● **Short problem**: Using the entries that follow, count the lines containing the word "Фибоначи" and give that number by itself.

Dataset records:
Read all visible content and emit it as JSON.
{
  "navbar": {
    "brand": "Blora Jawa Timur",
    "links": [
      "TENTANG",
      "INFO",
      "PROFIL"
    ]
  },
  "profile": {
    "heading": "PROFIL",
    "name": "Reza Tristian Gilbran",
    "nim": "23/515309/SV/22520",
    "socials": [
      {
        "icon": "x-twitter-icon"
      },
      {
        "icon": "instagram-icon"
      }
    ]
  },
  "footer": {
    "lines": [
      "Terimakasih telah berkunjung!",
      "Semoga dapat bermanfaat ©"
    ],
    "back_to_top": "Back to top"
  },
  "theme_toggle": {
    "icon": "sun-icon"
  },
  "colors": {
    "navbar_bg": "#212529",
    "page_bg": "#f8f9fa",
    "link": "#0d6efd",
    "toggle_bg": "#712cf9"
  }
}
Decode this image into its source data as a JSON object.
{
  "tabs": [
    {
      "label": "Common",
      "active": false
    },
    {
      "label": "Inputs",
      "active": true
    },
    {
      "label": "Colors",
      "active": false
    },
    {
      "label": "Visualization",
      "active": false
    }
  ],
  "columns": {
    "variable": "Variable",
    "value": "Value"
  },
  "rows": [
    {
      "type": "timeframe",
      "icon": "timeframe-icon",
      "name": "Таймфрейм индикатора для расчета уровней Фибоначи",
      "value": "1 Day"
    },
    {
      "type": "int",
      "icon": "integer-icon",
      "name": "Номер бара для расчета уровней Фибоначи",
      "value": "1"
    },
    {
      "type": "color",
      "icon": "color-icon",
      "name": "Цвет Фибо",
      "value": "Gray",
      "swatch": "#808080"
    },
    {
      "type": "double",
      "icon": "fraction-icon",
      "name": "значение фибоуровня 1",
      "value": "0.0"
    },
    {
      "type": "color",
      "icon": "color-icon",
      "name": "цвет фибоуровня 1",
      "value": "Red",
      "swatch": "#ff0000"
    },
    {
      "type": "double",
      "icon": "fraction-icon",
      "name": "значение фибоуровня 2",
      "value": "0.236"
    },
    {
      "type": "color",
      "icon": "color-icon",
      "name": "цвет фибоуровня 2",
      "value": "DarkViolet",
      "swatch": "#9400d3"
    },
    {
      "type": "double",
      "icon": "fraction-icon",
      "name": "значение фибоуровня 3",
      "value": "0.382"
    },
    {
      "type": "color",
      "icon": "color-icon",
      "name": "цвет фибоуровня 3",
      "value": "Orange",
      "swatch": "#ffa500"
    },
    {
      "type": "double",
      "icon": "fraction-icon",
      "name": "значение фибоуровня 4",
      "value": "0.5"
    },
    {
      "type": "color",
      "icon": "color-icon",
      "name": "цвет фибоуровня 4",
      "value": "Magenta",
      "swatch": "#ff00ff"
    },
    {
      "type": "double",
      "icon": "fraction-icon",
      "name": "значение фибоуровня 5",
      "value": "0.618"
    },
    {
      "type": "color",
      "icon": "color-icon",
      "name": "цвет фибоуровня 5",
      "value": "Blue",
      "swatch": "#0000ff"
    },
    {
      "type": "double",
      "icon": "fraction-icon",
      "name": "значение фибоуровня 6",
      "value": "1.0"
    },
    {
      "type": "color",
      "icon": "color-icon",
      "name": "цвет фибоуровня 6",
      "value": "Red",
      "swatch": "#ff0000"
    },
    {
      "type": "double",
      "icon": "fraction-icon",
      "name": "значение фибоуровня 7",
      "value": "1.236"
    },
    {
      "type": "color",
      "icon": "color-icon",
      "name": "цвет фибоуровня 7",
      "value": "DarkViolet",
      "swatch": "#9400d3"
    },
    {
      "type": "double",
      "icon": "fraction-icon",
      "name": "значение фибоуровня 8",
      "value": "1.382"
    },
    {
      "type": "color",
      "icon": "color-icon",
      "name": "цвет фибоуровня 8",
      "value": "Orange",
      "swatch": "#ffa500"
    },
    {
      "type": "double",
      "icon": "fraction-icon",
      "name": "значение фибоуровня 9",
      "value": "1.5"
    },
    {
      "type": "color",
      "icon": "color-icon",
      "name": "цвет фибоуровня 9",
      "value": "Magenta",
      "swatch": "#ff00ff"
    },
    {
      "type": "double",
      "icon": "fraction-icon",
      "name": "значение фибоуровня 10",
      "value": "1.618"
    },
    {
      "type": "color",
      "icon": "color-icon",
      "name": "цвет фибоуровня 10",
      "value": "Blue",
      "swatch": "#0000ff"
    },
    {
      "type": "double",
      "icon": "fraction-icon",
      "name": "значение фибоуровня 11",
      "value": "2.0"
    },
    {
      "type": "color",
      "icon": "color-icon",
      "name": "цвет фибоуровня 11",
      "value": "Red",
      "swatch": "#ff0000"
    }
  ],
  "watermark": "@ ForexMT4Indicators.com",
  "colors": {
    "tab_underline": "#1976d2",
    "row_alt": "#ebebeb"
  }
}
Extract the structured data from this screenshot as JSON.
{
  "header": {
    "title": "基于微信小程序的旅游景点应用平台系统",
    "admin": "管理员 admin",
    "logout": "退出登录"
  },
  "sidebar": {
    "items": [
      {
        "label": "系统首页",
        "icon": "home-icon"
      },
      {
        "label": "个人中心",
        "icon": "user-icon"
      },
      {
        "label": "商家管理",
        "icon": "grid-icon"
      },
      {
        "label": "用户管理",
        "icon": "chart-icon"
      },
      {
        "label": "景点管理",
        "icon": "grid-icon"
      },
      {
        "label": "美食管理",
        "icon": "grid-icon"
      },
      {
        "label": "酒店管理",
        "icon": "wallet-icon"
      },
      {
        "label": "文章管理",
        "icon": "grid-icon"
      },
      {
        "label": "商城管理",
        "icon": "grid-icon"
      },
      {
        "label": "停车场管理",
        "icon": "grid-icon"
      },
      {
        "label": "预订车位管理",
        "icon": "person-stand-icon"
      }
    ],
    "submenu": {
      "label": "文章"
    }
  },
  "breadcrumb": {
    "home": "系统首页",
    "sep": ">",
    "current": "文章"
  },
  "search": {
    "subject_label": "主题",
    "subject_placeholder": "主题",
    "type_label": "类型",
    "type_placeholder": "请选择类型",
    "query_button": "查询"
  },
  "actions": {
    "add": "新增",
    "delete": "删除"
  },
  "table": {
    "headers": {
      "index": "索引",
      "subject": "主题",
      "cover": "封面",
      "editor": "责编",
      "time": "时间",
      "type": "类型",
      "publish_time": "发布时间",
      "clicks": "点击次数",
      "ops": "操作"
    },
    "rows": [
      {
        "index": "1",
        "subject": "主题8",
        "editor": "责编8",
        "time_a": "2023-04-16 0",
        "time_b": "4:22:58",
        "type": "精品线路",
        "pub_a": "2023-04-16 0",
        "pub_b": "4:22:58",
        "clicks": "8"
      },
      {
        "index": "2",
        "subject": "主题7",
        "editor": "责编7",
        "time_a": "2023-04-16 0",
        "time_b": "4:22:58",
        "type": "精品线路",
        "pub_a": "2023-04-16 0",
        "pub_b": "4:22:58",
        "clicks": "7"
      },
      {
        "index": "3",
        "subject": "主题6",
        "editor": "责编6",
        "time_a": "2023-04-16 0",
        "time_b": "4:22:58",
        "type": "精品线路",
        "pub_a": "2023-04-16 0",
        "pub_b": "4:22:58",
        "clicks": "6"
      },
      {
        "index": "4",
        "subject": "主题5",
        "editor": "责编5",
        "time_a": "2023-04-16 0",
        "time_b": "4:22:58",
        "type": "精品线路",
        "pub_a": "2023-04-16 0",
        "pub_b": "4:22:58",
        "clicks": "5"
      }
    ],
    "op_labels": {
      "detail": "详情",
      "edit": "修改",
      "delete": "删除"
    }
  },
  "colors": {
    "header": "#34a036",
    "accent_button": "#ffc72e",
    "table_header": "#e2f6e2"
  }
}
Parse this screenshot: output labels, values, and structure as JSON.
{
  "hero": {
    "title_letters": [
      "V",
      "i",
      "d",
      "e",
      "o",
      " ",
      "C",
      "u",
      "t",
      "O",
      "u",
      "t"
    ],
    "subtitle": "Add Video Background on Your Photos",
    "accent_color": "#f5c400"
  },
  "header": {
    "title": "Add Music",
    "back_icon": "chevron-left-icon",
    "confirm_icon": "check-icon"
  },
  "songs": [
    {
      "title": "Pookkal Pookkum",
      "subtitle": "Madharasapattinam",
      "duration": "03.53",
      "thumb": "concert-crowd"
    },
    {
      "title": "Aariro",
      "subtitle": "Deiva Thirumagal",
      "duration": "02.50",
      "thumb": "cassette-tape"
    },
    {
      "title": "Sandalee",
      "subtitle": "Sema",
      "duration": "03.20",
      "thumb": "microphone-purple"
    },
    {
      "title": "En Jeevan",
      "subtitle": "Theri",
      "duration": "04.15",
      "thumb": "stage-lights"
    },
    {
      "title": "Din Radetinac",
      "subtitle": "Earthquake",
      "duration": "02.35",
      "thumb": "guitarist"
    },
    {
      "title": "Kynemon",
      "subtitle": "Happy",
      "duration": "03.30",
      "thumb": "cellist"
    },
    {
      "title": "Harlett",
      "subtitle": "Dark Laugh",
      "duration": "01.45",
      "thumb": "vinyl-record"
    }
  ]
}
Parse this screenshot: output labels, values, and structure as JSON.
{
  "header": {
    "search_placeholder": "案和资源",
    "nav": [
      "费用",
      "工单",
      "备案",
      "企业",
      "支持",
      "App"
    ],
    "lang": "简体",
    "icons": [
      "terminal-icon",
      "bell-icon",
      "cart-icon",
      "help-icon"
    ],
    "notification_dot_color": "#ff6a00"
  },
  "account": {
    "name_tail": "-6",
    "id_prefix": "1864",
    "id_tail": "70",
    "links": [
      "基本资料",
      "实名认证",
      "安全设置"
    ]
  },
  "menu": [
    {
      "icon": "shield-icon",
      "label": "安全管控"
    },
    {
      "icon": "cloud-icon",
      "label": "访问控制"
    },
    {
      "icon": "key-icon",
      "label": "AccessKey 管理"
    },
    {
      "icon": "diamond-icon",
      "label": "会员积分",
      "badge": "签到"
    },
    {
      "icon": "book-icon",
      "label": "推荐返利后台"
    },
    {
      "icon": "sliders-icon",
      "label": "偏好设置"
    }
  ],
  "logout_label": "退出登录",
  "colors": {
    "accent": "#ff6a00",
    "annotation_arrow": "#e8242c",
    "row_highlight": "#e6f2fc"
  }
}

● **The output**: 2